* **Task requirements**: Find the lines below that contain the string "JSON", count them, and give only the number.

***

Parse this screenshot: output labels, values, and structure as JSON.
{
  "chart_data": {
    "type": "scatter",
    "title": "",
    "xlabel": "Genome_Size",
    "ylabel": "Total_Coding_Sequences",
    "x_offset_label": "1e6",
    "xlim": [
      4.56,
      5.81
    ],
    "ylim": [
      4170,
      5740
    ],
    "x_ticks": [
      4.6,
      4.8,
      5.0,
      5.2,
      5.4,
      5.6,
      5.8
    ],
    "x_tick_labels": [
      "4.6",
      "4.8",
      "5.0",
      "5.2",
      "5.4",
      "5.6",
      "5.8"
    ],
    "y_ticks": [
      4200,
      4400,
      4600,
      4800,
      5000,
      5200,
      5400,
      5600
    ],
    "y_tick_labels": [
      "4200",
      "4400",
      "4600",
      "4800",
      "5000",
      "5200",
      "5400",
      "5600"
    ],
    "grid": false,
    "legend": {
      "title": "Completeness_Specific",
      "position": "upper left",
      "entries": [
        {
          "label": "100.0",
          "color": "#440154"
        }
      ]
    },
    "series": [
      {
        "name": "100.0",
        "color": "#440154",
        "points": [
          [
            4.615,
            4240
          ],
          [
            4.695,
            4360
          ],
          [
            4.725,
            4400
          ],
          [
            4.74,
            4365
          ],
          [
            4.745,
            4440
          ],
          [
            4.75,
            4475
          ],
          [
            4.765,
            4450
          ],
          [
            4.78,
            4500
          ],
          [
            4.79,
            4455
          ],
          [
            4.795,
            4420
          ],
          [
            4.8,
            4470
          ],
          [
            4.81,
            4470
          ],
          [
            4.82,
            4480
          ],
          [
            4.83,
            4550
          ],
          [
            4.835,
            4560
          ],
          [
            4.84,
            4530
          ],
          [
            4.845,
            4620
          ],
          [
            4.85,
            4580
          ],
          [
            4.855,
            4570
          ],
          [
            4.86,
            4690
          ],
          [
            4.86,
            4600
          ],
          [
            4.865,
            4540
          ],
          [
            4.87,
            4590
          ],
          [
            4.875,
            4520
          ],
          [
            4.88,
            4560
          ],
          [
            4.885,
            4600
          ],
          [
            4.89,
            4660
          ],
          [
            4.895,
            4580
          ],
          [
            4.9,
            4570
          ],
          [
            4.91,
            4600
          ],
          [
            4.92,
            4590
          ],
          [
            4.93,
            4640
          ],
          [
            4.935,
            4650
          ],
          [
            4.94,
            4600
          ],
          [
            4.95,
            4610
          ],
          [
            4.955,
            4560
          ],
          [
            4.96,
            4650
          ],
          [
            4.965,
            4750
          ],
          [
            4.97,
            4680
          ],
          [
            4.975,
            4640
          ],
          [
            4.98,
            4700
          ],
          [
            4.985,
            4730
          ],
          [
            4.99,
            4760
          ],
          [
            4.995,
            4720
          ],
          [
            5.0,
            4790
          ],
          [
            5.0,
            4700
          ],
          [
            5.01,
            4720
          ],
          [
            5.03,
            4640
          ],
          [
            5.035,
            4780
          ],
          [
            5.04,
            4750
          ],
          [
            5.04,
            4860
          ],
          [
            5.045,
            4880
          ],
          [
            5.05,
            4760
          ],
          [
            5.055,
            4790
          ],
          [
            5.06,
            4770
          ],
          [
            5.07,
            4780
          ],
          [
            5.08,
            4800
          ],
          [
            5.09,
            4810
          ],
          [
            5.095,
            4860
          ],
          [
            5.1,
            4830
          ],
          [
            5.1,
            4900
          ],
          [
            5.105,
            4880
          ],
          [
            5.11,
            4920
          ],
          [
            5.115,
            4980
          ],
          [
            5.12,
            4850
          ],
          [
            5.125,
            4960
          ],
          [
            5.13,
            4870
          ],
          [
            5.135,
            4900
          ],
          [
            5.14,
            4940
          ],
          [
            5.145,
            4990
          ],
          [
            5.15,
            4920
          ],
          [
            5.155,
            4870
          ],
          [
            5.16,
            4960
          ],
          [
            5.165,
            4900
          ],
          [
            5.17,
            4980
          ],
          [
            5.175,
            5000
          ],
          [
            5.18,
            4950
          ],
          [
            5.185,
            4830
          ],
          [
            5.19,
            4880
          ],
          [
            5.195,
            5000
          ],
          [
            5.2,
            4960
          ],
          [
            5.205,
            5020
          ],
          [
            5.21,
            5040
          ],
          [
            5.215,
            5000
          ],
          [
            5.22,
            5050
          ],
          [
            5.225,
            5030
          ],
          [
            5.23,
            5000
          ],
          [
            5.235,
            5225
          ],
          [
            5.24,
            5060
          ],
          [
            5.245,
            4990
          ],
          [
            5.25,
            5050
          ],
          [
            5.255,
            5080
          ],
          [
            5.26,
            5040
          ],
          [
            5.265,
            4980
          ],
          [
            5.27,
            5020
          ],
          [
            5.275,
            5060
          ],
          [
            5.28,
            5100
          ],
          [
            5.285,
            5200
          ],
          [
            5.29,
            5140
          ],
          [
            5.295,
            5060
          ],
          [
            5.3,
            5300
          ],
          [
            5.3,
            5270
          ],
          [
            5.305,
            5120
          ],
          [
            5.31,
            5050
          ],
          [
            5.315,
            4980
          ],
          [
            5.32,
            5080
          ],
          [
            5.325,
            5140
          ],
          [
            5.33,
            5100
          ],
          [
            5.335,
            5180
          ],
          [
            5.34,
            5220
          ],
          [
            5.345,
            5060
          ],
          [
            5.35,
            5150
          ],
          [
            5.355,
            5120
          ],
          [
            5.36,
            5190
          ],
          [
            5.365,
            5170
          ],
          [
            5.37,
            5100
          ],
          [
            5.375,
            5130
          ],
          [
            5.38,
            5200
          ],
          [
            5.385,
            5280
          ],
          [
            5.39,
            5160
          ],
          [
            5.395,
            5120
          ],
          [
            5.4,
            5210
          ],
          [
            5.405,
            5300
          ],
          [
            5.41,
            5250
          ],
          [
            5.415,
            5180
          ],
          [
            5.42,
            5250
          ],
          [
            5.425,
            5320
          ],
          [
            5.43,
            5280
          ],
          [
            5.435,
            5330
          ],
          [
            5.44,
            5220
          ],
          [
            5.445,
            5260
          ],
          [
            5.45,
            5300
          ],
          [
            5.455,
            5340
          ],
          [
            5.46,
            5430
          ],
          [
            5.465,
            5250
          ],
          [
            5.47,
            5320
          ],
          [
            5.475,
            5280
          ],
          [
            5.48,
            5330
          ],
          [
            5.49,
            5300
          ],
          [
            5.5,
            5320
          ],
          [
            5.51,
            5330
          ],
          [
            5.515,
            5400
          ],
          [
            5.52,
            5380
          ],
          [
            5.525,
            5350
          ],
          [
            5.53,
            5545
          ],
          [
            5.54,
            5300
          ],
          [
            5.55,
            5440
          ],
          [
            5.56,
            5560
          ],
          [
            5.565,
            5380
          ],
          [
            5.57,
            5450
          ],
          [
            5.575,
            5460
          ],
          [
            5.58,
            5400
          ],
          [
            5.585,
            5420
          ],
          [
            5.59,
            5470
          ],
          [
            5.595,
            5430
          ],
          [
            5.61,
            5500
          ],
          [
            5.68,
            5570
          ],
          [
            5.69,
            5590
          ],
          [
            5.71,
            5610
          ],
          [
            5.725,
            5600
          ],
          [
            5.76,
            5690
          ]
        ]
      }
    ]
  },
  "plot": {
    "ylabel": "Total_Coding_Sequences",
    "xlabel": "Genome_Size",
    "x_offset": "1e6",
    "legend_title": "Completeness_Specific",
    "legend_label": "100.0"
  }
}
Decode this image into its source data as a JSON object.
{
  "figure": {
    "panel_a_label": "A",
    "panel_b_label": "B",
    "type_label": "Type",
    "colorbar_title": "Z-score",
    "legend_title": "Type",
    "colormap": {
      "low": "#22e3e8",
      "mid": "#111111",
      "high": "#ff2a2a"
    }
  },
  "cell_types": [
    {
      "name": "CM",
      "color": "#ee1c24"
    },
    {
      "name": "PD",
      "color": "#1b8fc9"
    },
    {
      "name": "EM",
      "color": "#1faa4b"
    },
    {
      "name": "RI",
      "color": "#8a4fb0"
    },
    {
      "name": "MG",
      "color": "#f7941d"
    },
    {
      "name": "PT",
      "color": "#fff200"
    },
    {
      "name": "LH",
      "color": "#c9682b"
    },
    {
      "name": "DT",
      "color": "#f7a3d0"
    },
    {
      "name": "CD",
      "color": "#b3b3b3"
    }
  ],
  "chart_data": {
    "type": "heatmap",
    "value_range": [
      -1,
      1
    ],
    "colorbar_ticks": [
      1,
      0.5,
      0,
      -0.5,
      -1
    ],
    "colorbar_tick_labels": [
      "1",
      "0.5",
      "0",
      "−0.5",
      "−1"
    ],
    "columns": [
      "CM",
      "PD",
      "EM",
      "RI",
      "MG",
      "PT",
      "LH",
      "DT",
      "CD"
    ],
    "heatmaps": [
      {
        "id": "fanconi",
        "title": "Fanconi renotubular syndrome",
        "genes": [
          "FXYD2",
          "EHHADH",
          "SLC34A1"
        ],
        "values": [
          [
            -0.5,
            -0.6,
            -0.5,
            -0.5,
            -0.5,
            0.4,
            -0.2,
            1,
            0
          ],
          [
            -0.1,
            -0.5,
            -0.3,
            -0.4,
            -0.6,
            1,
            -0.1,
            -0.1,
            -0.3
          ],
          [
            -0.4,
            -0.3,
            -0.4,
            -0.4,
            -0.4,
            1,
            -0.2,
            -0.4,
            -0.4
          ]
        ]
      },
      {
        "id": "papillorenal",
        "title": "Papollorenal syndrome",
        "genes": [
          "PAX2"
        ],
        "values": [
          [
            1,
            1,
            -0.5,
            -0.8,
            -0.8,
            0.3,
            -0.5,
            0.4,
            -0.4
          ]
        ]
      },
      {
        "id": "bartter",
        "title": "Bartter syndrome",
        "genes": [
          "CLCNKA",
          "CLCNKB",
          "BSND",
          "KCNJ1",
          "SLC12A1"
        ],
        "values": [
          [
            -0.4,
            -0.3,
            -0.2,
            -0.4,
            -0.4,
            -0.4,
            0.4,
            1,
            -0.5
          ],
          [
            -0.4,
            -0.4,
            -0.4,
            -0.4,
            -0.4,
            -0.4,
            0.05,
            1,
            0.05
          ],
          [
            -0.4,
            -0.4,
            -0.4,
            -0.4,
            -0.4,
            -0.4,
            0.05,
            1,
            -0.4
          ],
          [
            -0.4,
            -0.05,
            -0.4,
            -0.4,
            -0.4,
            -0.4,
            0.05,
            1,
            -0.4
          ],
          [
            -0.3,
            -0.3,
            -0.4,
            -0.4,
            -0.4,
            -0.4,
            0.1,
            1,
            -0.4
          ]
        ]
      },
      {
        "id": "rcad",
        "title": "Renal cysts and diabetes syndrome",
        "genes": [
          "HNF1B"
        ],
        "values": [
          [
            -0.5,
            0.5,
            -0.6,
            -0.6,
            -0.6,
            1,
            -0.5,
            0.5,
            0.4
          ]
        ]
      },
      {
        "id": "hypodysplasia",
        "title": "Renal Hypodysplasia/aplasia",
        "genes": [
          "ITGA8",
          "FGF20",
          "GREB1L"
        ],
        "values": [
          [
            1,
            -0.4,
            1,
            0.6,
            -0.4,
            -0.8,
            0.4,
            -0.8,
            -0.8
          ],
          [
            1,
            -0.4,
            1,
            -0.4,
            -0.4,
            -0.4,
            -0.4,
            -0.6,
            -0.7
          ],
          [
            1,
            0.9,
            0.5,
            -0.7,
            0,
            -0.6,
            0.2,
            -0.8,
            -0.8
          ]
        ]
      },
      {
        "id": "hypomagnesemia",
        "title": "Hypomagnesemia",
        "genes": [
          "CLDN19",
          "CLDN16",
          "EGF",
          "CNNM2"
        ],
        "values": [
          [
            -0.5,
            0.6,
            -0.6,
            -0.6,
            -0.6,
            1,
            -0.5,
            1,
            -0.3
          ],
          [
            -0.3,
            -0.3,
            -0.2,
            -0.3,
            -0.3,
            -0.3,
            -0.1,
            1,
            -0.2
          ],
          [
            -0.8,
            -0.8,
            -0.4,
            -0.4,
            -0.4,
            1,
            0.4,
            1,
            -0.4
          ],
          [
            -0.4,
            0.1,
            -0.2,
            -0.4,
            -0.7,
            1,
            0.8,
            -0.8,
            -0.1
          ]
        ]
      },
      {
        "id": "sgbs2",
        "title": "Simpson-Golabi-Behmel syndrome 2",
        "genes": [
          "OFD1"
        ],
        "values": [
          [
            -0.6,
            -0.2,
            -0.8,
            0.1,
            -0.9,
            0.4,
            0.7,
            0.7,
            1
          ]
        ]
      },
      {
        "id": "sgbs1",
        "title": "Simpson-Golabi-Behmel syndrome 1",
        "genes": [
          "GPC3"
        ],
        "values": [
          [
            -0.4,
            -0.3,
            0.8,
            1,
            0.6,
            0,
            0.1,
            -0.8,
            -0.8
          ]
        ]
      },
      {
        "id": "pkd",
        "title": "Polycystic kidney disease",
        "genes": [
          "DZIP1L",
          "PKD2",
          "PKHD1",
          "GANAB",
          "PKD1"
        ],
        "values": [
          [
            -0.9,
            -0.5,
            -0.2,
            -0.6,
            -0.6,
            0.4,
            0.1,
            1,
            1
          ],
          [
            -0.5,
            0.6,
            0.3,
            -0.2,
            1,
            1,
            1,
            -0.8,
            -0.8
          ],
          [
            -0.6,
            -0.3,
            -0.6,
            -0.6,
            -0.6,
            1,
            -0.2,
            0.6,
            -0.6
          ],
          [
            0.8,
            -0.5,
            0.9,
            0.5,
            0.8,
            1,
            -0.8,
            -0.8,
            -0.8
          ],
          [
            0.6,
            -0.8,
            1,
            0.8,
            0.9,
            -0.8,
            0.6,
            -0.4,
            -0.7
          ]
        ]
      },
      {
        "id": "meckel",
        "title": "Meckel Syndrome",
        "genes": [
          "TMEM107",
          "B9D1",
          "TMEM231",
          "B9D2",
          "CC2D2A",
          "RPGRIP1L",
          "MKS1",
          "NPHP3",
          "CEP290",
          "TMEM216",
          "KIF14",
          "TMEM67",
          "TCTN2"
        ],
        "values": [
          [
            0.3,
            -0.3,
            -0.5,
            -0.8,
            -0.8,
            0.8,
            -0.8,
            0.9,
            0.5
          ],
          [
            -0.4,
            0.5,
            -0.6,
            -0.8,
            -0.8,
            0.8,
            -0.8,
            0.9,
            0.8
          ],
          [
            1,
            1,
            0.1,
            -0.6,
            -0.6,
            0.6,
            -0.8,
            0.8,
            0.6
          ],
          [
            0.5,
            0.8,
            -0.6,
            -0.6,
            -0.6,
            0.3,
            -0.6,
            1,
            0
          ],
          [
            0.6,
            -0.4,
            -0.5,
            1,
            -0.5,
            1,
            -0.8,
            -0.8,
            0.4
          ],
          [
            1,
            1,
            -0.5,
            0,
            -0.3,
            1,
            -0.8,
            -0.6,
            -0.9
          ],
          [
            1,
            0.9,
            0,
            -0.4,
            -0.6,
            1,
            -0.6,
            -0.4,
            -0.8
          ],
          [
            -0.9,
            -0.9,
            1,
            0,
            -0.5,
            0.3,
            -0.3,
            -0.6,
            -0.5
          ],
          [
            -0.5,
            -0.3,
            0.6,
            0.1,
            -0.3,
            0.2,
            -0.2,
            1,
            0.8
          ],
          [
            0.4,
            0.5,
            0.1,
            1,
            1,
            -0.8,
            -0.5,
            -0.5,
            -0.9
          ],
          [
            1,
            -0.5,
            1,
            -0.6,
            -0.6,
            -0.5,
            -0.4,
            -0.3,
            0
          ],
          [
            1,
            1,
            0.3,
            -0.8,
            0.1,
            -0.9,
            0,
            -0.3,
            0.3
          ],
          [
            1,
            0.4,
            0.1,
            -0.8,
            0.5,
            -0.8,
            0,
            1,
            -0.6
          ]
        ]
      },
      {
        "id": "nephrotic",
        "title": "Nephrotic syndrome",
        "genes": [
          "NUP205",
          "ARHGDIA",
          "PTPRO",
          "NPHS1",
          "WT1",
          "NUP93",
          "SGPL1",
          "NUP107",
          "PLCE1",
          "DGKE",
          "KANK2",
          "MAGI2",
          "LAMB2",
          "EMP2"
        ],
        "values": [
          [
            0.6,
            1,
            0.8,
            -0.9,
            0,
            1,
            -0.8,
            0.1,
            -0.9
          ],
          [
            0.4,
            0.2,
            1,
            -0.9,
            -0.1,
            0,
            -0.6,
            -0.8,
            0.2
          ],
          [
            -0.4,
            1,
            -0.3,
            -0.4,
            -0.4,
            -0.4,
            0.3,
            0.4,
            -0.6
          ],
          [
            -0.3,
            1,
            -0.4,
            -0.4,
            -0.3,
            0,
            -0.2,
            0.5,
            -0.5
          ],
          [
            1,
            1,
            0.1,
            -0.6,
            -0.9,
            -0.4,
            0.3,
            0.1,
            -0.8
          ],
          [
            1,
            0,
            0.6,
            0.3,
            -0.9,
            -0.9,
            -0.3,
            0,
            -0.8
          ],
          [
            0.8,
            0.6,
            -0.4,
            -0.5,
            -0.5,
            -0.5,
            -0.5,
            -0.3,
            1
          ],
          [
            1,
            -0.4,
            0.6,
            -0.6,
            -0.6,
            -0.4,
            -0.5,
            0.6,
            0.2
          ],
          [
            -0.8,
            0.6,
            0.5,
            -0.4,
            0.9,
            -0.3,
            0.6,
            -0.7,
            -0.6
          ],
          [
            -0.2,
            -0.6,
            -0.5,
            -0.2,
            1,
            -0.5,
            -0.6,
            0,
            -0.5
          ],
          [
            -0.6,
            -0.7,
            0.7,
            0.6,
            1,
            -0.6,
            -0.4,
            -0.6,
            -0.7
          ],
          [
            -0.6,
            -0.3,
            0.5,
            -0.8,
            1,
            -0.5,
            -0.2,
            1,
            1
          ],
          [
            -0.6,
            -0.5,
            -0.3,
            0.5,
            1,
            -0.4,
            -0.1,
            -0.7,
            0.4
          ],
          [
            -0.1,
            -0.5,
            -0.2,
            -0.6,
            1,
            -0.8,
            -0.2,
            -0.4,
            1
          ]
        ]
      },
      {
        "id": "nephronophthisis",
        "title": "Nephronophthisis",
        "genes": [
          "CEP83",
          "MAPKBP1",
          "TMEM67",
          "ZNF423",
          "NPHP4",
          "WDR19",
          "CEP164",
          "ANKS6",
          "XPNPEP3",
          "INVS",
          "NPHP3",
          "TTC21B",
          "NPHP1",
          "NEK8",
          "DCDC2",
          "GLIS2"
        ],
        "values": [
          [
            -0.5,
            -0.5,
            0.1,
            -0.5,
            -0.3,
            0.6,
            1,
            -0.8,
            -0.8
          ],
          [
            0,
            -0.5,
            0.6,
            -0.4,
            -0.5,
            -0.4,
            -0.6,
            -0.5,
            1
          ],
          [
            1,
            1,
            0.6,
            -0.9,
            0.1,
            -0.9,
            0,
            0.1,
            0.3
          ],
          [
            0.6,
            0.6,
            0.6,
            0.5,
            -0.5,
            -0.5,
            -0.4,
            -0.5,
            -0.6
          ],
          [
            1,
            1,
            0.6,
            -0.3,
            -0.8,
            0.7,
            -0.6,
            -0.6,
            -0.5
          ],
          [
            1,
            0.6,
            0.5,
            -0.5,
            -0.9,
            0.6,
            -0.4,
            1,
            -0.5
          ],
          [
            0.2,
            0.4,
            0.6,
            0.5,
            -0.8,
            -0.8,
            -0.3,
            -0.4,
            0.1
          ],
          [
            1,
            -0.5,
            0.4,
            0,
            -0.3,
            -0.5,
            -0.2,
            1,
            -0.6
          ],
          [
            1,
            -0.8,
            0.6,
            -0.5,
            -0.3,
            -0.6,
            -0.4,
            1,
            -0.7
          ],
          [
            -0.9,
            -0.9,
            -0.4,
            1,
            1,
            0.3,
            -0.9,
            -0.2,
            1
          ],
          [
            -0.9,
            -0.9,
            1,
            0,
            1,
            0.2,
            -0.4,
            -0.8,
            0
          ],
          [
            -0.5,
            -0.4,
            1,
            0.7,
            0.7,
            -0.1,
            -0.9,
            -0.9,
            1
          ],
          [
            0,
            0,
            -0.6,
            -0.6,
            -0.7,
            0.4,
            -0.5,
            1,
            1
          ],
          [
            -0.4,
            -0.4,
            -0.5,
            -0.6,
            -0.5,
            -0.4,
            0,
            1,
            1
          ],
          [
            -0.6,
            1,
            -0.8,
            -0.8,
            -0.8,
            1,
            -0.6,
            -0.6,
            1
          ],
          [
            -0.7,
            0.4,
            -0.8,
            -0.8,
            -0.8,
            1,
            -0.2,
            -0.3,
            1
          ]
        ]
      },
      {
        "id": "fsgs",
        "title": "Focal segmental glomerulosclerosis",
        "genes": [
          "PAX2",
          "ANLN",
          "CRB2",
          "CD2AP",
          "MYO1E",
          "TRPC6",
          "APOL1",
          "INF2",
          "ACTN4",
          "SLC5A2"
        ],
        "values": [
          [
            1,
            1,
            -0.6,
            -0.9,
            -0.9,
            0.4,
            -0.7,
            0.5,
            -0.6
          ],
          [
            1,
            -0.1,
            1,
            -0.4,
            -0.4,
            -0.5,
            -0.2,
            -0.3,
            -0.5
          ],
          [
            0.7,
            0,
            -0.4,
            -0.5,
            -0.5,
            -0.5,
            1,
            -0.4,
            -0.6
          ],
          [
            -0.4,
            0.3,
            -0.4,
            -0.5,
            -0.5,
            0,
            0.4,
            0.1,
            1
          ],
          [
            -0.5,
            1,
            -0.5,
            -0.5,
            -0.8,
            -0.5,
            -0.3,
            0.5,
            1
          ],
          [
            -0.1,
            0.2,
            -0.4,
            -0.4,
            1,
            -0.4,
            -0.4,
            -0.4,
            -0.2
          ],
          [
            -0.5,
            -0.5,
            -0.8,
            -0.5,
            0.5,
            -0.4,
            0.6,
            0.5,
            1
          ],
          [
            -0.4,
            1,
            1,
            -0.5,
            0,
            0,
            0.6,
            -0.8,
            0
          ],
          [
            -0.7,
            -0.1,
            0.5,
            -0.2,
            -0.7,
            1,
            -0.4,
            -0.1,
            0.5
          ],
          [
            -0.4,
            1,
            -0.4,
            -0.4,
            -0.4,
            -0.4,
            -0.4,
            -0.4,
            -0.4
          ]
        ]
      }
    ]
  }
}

***

* **Output below**: 2